> Problem statement
Search the entries for the word "Safi" and pull out each line that has it.

Data items:
»»

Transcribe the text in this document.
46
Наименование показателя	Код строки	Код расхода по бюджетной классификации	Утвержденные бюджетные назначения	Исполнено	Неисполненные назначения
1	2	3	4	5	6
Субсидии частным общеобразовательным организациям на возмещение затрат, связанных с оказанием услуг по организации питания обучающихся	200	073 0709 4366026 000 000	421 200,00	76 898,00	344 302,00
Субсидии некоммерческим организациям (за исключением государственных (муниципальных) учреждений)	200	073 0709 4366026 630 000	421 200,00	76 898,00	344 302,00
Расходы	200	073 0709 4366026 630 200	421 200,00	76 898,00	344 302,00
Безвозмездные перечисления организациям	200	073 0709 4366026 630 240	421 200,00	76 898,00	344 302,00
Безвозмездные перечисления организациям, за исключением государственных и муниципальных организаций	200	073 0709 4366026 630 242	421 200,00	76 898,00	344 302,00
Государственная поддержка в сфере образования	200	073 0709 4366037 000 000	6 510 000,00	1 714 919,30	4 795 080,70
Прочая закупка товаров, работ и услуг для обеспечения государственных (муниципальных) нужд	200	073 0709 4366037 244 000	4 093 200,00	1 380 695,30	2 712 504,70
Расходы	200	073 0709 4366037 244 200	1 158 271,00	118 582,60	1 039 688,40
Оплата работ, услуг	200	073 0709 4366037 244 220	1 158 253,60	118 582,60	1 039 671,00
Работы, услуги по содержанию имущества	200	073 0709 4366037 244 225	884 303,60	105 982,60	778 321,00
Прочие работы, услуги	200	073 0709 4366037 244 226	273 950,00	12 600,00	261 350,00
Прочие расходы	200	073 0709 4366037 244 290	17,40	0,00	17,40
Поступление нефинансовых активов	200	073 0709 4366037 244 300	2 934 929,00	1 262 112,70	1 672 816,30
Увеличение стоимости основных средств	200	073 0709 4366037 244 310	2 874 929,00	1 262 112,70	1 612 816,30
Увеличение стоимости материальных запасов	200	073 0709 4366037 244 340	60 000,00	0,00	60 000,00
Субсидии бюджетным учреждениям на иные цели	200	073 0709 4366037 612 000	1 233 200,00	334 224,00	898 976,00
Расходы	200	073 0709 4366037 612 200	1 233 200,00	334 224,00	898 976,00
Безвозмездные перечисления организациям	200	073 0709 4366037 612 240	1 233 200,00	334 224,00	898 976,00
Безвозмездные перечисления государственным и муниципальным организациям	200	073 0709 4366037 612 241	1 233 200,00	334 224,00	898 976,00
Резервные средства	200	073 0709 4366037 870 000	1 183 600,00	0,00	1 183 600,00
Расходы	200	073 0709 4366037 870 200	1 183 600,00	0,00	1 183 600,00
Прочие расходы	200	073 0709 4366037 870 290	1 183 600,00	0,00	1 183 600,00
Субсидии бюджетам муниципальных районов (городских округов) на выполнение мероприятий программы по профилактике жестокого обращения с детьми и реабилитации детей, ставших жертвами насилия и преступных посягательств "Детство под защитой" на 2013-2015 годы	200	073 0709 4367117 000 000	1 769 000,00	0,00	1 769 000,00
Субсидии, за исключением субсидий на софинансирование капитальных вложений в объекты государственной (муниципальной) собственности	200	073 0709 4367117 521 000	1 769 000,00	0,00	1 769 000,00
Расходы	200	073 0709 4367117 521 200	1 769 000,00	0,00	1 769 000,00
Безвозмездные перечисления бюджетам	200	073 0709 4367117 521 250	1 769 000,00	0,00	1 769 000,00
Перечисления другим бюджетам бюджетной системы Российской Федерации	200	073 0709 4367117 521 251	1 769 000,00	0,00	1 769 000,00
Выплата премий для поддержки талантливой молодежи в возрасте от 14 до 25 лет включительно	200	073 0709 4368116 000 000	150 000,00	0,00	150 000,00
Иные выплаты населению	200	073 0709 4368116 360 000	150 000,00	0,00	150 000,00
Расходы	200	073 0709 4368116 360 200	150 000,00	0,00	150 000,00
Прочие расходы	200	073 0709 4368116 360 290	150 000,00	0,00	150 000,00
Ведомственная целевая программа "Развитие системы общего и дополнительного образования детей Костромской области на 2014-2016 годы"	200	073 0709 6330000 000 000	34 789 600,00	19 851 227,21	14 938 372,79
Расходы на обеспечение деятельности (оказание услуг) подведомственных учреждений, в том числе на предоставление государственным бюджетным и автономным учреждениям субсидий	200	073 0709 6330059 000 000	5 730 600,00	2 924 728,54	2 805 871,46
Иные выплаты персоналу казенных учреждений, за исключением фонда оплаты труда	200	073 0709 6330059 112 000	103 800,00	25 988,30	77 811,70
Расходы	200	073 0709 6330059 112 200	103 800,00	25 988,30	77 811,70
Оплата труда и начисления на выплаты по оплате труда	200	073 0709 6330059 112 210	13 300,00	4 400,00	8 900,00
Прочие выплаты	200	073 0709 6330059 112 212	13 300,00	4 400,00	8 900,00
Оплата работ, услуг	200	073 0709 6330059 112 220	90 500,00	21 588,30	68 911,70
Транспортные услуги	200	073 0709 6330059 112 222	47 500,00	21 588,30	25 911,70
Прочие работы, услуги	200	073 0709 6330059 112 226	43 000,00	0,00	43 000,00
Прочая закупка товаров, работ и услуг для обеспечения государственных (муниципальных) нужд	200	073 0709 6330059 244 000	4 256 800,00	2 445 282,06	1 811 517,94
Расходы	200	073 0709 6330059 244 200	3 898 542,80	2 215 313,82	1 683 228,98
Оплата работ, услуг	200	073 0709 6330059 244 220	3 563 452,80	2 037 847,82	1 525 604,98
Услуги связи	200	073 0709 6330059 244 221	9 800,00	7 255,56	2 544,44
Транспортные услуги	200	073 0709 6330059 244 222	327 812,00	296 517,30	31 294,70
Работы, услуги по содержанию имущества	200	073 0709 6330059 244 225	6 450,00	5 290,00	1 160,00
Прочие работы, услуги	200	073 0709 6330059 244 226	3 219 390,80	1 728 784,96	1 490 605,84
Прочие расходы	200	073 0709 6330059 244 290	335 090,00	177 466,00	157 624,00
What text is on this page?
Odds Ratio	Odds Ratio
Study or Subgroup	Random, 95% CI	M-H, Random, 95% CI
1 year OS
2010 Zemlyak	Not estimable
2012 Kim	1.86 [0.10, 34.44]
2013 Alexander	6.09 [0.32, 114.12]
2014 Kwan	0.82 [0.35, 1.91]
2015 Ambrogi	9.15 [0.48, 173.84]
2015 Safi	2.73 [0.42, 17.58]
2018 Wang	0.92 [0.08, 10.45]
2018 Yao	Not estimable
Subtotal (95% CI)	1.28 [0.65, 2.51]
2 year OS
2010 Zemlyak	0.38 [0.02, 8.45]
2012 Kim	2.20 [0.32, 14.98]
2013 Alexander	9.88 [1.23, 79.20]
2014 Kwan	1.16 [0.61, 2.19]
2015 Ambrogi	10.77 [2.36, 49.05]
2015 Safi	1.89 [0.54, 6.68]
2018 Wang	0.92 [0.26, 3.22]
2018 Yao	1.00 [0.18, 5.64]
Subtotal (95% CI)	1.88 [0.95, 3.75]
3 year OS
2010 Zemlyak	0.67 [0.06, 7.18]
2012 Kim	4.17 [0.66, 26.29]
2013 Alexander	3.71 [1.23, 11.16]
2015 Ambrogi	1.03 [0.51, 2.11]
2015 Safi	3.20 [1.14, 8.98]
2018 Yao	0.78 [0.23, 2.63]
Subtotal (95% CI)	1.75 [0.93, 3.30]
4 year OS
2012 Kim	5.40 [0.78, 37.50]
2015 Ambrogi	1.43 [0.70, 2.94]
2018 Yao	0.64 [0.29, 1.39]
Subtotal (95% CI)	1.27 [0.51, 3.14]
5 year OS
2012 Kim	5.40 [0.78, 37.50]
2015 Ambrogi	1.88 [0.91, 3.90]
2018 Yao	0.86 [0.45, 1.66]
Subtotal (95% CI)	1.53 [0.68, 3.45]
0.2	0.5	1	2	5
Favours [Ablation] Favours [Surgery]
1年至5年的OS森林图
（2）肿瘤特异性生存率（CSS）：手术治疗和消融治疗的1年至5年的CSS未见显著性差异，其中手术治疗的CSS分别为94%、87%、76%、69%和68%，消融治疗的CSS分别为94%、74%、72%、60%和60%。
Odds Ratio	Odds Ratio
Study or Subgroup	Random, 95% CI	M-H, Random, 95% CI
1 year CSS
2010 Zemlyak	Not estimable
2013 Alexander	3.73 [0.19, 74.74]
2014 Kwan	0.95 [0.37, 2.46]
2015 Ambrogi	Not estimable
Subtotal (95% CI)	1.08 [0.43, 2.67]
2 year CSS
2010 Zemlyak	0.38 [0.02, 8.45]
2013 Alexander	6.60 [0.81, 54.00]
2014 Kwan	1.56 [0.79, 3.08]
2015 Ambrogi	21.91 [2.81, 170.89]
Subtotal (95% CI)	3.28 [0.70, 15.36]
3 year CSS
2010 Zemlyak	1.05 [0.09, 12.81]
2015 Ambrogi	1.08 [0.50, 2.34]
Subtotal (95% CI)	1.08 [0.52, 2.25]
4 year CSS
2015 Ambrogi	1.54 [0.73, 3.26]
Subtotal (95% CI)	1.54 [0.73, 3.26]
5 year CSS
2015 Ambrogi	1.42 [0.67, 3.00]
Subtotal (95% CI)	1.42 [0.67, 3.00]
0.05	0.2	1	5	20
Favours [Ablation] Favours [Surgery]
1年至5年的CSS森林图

««

> Expected output
2015 Safi	2.73 [0.42, 17.58]
2015 Safi	1.89 [0.54, 6.68]
2015 Safi	3.20 [1.14, 8.98]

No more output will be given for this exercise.